**Task directions**
Return every line of the material exactly.

**Provided data**
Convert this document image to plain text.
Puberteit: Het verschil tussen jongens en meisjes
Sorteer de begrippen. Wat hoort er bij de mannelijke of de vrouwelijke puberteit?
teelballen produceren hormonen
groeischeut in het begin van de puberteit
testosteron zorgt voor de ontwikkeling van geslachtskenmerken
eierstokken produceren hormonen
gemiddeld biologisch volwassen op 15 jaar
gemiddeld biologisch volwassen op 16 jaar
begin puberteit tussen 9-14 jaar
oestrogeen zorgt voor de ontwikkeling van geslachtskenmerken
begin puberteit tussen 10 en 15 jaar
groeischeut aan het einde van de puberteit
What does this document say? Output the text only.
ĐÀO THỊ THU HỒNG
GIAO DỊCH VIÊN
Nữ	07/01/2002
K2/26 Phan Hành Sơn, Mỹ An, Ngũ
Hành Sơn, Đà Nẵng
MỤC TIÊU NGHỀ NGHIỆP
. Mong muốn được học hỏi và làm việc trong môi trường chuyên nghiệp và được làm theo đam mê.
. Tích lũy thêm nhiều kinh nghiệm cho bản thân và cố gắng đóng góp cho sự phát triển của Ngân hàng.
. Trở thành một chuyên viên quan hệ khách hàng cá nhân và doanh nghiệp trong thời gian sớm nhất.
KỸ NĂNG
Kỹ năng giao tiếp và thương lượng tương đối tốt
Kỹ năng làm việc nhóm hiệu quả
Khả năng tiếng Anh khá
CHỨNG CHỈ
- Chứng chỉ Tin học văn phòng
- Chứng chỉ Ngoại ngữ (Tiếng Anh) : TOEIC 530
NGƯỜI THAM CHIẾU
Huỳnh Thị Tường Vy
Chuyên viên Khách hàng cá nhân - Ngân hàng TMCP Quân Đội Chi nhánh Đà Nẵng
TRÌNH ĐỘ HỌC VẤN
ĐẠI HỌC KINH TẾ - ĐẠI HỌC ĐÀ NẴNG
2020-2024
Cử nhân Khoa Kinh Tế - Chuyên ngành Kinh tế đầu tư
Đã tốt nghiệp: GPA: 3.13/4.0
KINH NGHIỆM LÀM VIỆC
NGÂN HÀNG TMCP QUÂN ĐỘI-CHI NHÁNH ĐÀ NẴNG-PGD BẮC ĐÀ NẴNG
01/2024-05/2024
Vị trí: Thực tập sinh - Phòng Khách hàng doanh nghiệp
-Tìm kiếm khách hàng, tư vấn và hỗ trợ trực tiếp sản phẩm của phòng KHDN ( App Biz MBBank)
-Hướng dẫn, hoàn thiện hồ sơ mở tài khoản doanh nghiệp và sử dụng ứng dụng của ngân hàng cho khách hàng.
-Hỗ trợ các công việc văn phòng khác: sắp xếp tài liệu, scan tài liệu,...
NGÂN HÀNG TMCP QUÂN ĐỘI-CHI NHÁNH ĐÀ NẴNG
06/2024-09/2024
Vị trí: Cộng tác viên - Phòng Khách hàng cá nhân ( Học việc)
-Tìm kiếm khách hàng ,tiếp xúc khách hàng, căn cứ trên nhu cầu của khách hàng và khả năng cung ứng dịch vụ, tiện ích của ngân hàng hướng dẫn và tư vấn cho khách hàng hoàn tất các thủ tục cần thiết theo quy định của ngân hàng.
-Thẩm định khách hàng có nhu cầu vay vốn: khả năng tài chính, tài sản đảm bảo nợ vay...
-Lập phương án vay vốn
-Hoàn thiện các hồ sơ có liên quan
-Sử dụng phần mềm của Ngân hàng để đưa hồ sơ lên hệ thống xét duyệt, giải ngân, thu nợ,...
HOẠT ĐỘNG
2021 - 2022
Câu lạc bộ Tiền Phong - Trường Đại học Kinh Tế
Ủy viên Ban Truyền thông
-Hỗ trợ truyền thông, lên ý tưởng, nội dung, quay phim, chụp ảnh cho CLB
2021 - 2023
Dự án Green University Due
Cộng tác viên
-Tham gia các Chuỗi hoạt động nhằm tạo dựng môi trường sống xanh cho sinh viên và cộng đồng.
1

**Result**
Convert this document image to plain text.
Puberteit: Het verschil tussen jongens en meisjes
Sorteer de begrippen. Wat hoort er bij de mannelijke of de vrouwelijke puberteit?
teelballen produceren hormonen
groeischeut in het begin van de puberteit
testosteron zorgt voor de ontwikkeling van geslachtskenmerken
eierstokken produceren hormonen
gemiddeld biologisch volwassen op 15 jaar
gemiddeld biologisch volwassen op 16 jaar
begin puberteit tussen 9-14 jaar
oestrogeen zorgt voor de ontwikkeling van geslachtskenmerken
begin puberteit tussen 10 en 15 jaar
groeischeut aan het einde van de puberteit
What does this document say? Output the text only.
ĐÀO THỊ THU HỒNG
GIAO DỊCH VIÊN
Nữ	07/01/2002
K2/26 Phan Hành Sơn, Mỹ An, Ngũ
Hành Sơn, Đà Nẵng
MỤC TIÊU NGHỀ NGHIỆP
. Mong muốn được học hỏi và làm việc trong môi trường chuyên nghiệp và được làm theo đam mê.
. Tích lũy thêm nhiều kinh nghiệm cho bản thân và cố gắng đóng góp cho sự phát triển của Ngân hàng.
. Trở thành một chuyên viên quan hệ khách hàng cá nhân và doanh nghiệp trong thời gian sớm nhất.
KỸ NĂNG
Kỹ năng giao tiếp và thương lượng tương đối tốt
Kỹ năng làm việc nhóm hiệu quả
Khả năng tiếng Anh khá
CHỨNG CHỈ
- Chứng chỉ Tin học văn phòng
- Chứng chỉ Ngoại ngữ (Tiếng Anh) : TOEIC 530
NGƯỜI THAM CHIẾU
Huỳnh Thị Tường Vy
Chuyên viên Khách hàng cá nhân - Ngân hàng TMCP Quân Đội Chi nhánh Đà Nẵng
TRÌNH ĐỘ HỌC VẤN
ĐẠI HỌC KINH TẾ - ĐẠI HỌC ĐÀ NẴNG
2020-2024
Cử nhân Khoa Kinh Tế - Chuyên ngành Kinh tế đầu tư
Đã tốt nghiệp: GPA: 3.13/4.0
KINH NGHIỆM LÀM VIỆC
NGÂN HÀNG TMCP QUÂN ĐỘI-CHI NHÁNH ĐÀ NẴNG-PGD BẮC ĐÀ NẴNG
01/2024-05/2024
Vị trí: Thực tập sinh - Phòng Khách hàng doanh nghiệp
-Tìm kiếm khách hàng, tư vấn và hỗ trợ trực tiếp sản phẩm của phòng KHDN ( App Biz MBBank)
-Hướng dẫn, hoàn thiện hồ sơ mở tài khoản doanh nghiệp và sử dụng ứng dụng của ngân hàng cho khách hàng.
-Hỗ trợ các công việc văn phòng khác: sắp xếp tài liệu, scan tài liệu,...
NGÂN HÀNG TMCP QUÂN ĐỘI-CHI NHÁNH ĐÀ NẴNG
06/2024-09/2024
Vị trí: Cộng tác viên - Phòng Khách hàng cá nhân ( Học việc)
-Tìm kiếm khách hàng ,tiếp xúc khách hàng, căn cứ trên nhu cầu của khách hàng và khả năng cung ứng dịch vụ, tiện ích của ngân hàng hướng dẫn và tư vấn cho khách hàng hoàn tất các thủ tục cần thiết theo quy định của ngân hàng.
-Thẩm định khách hàng có nhu cầu vay vốn: khả năng tài chính, tài sản đảm bảo nợ vay...
-Lập phương án vay vốn
-Hoàn thiện các hồ sơ có liên quan
-Sử dụng phần mềm của Ngân hàng để đưa hồ sơ lên hệ thống xét duyệt, giải ngân, thu nợ,...
HOẠT ĐỘNG
2021 - 2022
Câu lạc bộ Tiền Phong - Trường Đại học Kinh Tế
Ủy viên Ban Truyền thông
-Hỗ trợ truyền thông, lên ý tưởng, nội dung, quay phim, chụp ảnh cho CLB
2021 - 2023
Dự án Green University Due
Cộng tác viên
-Tham gia các Chuỗi hoạt động nhằm tạo dựng môi trường sống xanh cho sinh viên và cộng đồng.
1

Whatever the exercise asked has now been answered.